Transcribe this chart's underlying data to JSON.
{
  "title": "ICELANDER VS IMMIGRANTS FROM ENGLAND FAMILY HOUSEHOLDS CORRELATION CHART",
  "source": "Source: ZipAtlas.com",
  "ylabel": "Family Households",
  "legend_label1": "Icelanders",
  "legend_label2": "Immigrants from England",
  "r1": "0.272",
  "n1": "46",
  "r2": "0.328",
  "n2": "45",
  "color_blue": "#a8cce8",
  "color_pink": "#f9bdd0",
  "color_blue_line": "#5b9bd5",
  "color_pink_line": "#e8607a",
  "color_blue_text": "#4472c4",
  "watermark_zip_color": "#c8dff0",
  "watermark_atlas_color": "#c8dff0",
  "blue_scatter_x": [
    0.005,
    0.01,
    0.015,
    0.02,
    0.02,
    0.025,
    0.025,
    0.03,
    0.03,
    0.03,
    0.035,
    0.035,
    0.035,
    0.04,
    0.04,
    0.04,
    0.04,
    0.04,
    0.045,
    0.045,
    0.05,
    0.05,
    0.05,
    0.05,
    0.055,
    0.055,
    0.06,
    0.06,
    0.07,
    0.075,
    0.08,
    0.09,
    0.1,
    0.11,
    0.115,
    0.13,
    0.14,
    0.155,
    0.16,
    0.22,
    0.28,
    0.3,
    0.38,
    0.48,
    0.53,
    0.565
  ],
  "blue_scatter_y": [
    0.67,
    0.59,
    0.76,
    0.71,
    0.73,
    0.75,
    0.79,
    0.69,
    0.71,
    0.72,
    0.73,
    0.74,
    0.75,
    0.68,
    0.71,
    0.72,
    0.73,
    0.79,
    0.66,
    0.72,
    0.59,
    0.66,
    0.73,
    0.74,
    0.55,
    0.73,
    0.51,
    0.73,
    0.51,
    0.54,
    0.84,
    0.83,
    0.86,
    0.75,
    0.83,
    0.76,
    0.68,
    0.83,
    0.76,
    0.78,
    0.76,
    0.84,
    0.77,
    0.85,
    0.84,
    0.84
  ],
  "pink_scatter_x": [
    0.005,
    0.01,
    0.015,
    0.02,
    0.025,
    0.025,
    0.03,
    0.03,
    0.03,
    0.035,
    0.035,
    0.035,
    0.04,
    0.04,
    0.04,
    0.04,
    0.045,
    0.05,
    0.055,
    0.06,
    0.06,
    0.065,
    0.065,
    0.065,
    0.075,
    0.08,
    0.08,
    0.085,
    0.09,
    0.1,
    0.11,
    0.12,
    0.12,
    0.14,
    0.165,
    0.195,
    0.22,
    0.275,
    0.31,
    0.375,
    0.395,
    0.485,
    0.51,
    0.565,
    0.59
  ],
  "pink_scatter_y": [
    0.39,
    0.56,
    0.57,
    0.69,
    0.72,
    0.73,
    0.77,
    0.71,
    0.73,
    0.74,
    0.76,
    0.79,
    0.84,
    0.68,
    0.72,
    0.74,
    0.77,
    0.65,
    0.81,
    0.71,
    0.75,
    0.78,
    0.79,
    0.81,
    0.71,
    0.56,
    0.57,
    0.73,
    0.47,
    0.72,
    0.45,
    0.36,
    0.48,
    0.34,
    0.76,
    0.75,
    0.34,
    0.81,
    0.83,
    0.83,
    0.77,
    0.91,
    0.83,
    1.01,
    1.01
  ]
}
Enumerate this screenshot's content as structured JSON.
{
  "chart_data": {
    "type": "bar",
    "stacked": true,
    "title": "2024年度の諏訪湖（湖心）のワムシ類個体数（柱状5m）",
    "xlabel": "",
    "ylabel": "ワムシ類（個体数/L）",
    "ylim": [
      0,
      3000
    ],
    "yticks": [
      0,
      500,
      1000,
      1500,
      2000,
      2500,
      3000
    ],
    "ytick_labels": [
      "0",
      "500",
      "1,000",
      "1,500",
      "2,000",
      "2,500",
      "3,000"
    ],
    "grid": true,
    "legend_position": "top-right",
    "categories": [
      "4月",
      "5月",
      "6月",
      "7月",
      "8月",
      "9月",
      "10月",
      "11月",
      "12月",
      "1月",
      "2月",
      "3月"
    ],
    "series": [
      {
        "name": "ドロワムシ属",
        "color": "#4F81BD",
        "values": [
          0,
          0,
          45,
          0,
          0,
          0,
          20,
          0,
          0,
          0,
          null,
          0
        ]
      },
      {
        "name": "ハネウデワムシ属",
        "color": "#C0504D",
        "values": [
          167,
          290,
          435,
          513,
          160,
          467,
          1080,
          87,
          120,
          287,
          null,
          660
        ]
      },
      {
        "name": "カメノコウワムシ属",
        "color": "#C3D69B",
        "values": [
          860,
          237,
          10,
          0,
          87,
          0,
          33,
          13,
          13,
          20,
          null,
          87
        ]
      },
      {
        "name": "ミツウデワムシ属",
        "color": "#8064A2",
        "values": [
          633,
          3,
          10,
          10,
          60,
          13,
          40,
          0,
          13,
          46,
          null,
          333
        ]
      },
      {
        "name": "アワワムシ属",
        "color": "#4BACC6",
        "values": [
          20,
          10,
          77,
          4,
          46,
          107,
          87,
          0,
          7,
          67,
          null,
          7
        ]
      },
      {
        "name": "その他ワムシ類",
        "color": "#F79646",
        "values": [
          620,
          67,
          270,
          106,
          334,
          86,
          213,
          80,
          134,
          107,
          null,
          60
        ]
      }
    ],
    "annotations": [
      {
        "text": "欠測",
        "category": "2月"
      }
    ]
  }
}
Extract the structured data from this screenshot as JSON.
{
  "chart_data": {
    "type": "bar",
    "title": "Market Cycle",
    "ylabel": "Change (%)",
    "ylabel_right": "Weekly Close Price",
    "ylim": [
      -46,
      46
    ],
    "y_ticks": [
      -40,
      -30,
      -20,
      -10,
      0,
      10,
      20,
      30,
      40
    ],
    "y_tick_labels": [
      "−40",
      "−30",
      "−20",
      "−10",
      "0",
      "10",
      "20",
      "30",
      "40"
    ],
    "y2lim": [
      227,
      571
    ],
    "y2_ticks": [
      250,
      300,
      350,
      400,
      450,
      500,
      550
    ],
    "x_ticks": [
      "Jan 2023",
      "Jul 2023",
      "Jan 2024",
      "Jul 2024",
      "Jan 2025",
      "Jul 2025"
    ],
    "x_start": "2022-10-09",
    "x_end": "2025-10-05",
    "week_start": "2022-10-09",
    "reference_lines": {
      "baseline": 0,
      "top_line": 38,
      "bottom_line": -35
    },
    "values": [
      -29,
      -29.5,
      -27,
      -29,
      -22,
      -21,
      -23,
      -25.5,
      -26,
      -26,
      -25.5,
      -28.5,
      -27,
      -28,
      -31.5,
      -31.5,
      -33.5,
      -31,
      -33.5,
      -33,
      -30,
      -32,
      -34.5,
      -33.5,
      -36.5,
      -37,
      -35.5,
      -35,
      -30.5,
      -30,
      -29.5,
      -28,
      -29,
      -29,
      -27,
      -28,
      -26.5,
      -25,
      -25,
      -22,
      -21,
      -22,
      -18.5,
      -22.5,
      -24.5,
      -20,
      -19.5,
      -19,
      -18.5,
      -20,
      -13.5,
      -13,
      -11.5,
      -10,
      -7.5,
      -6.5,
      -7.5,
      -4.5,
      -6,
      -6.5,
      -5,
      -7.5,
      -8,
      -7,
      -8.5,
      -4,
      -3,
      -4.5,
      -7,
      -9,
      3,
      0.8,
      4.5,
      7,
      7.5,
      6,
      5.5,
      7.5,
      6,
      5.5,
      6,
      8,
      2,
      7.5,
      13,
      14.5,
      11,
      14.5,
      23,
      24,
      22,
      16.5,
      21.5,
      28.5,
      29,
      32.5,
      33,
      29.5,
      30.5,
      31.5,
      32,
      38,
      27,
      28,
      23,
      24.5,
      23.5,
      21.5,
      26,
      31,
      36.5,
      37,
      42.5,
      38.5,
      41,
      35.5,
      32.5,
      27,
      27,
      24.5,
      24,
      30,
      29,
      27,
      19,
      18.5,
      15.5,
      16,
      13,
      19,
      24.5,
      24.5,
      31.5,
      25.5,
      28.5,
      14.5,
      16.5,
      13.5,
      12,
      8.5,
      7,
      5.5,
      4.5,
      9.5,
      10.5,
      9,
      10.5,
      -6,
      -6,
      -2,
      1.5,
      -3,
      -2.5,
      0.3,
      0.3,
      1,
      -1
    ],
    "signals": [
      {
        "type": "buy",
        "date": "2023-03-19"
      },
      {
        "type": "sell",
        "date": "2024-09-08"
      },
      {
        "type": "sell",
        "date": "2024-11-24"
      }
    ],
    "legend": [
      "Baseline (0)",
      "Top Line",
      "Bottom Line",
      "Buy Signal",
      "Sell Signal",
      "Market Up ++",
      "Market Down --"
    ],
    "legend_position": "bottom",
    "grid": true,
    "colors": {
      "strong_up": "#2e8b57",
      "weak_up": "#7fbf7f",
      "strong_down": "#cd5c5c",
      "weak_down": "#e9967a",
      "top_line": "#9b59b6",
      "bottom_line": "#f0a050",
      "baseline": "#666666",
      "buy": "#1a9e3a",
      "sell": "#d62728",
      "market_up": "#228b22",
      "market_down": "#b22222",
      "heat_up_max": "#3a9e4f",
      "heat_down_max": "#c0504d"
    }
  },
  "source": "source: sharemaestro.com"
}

Set task: Isolate the lines above that contain the word "title" and copy them.

Response to this exercise:
  "title": "ICELANDER VS IMMIGRANTS FROM ENGLAND FAMILY HOUSEHOLDS CORRELATION CHART",
    "title": "2024年度の諏訪湖（湖心）のワムシ類個体数（柱状5m）",
    "title": "Market Cycle",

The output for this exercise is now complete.